--- Start of INPUT DATA ---

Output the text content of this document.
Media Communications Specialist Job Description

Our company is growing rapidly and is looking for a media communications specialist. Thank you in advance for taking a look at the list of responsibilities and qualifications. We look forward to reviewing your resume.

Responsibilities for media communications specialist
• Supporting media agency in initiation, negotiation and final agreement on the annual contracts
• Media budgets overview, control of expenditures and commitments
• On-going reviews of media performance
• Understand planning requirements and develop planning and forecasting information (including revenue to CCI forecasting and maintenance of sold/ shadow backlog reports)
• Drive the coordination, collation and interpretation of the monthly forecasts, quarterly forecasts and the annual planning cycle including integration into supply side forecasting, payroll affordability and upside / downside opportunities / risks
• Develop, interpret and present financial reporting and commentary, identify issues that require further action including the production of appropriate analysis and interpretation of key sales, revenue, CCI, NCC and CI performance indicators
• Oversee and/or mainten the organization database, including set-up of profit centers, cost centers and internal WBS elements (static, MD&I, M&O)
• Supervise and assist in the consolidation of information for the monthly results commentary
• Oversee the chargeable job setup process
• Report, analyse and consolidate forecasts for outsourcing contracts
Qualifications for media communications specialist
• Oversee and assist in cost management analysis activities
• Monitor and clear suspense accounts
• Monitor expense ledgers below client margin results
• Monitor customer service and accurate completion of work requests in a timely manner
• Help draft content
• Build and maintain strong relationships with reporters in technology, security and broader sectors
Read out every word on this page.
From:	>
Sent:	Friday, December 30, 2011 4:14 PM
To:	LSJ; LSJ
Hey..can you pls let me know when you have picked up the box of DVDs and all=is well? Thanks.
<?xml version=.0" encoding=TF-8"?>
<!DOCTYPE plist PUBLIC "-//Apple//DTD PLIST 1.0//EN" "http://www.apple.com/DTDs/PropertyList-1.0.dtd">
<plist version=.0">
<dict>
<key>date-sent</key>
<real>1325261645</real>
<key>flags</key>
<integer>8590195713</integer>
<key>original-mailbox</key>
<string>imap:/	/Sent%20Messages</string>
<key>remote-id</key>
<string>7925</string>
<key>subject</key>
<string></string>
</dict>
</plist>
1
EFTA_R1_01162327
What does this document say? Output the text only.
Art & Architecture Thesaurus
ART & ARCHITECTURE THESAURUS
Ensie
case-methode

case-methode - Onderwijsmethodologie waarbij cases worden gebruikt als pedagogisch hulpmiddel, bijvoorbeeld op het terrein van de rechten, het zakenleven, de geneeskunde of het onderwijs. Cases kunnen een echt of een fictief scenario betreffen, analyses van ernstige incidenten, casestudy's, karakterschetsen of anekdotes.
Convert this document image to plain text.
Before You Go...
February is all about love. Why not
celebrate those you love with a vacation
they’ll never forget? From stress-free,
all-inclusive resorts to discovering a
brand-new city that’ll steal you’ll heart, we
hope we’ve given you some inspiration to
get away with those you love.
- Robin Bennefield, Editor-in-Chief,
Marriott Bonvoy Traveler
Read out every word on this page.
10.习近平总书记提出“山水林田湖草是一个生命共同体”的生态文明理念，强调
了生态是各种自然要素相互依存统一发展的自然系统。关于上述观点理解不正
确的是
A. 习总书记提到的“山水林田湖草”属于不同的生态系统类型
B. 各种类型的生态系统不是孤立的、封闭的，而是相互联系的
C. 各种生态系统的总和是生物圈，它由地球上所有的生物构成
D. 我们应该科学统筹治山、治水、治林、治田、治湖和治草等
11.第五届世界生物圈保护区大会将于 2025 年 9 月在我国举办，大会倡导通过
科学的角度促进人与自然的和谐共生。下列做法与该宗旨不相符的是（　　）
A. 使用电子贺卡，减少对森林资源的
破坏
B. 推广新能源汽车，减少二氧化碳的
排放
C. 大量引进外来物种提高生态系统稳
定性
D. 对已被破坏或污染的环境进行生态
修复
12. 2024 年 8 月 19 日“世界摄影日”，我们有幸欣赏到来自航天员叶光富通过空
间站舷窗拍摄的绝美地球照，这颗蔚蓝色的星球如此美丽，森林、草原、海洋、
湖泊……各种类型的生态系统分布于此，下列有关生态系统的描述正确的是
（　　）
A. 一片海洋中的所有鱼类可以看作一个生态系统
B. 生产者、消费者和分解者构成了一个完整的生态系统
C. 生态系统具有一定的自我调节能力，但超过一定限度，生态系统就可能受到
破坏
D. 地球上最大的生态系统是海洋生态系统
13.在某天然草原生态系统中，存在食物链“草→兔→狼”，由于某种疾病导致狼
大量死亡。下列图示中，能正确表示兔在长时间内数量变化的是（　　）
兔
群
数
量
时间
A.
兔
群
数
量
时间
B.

--- End of INPUT DATA ---

TASK DETAILS ->
Set down all of the data above, word for word.

EXPECTED ANSWER ->
Output the text content of this document.
Media Communications Specialist Job Description

Our company is growing rapidly and is looking for a media communications specialist. Thank you in advance for taking a look at the list of responsibilities and qualifications. We look forward to reviewing your resume.

Responsibilities for media communications specialist
• Supporting media agency in initiation, negotiation and final agreement on the annual contracts
• Media budgets overview, control of expenditures and commitments
• On-going reviews of media performance
• Understand planning requirements and develop planning and forecasting information (including revenue to CCI forecasting and maintenance of sold/ shadow backlog reports)
• Drive the coordination, collation and interpretation of the monthly forecasts, quarterly forecasts and the annual planning cycle including integration into supply side forecasting, payroll affordability and upside / downside opportunities / risks
• Develop, interpret and present financial reporting and commentary, identify issues that require further action including the production of appropriate analysis and interpretation of key sales, revenue, CCI, NCC and CI performance indicators
• Oversee and/or mainten the organization database, including set-up of profit centers, cost centers and internal WBS elements (static, MD&I, M&O)
• Supervise and assist in the consolidation of information for the monthly results commentary
• Oversee the chargeable job setup process
• Report, analyse and consolidate forecasts for outsourcing contracts
Qualifications for media communications specialist
• Oversee and assist in cost management analysis activities
• Monitor and clear suspense accounts
• Monitor expense ledgers below client margin results
• Monitor customer service and accurate completion of work requests in a timely manner
• Help draft content
• Build and maintain strong relationships with reporters in technology, security and broader sectors
Read out every word on this page.
From:	>
Sent:	Friday, December 30, 2011 4:14 PM
To:	LSJ; LSJ
Hey..can you pls let me know when you have picked up the box of DVDs and all=is well? Thanks.
<?xml version=.0" encoding=TF-8"?>
<!DOCTYPE plist PUBLIC "-//Apple//DTD PLIST 1.0//EN" "http://www.apple.com/DTDs/PropertyList-1.0.dtd">
<plist version=.0">
<dict>
<key>date-sent</key>
<real>1325261645</real>
<key>flags</key>
<integer>8590195713</integer>
<key>original-mailbox</key>
<string>imap:/	/Sent%20Messages</string>
<key>remote-id</key>
<string>7925</string>
<key>subject</key>
<string></string>
</dict>
</plist>
1
EFTA_R1_01162327
What does this document say? Output the text only.
Art & Architecture Thesaurus
ART & ARCHITECTURE THESAURUS
Ensie
case-methode

case-methode - Onderwijsmethodologie waarbij cases worden gebruikt als pedagogisch hulpmiddel, bijvoorbeeld op het terrein van de rechten, het zakenleven, de geneeskunde of het onderwijs. Cases kunnen een echt of een fictief scenario betreffen, analyses van ernstige incidenten, casestudy's, karakterschetsen of anekdotes.
Convert this document image to plain text.
Before You Go...
February is all about love. Why not
celebrate those you love with a vacation
they’ll never forget? From stress-free,
all-inclusive resorts to discovering a
brand-new city that’ll steal you’ll heart, we
hope we’ve given you some inspiration to
get away with those you love.
- Robin Bennefield, Editor-in-Chief,
Marriott Bonvoy Traveler
Read out every word on this page.
10.习近平总书记提出“山水林田湖草是一个生命共同体”的生态文明理念，强调
了生态是各种自然要素相互依存统一发展的自然系统。关于上述观点理解不正
确的是
A. 习总书记提到的“山水林田湖草”属于不同的生态系统类型
B. 各种类型的生态系统不是孤立的、封闭的，而是相互联系的
C. 各种生态系统的总和是生物圈，它由地球上所有的生物构成
D. 我们应该科学统筹治山、治水、治林、治田、治湖和治草等
11.第五届世界生物圈保护区大会将于 2025 年 9 月在我国举办，大会倡导通过
科学的角度促进人与自然的和谐共生。下列做法与该宗旨不相符的是（　　）
A. 使用电子贺卡，减少对森林资源的
破坏
B. 推广新能源汽车，减少二氧化碳的
排放
C. 大量引进外来物种提高生态系统稳
定性
D. 对已被破坏或污染的环境进行生态
修复
12. 2024 年 8 月 19 日“世界摄影日”，我们有幸欣赏到来自航天员叶光富通过空
间站舷窗拍摄的绝美地球照，这颗蔚蓝色的星球如此美丽，森林、草原、海洋、
湖泊……各种类型的生态系统分布于此，下列有关生态系统的描述正确的是
（　　）
A. 一片海洋中的所有鱼类可以看作一个生态系统
B. 生产者、消费者和分解者构成了一个完整的生态系统
C. 生态系统具有一定的自我调节能力，但超过一定限度，生态系统就可能受到
破坏
D. 地球上最大的生态系统是海洋生态系统
13.在某天然草原生态系统中，存在食物链“草→兔→狼”，由于某种疾病导致狼
大量死亡。下列图示中，能正确表示兔在长时间内数量变化的是（　　）
兔
群
数
量
时间
A.
兔
群
数
量
时间
B.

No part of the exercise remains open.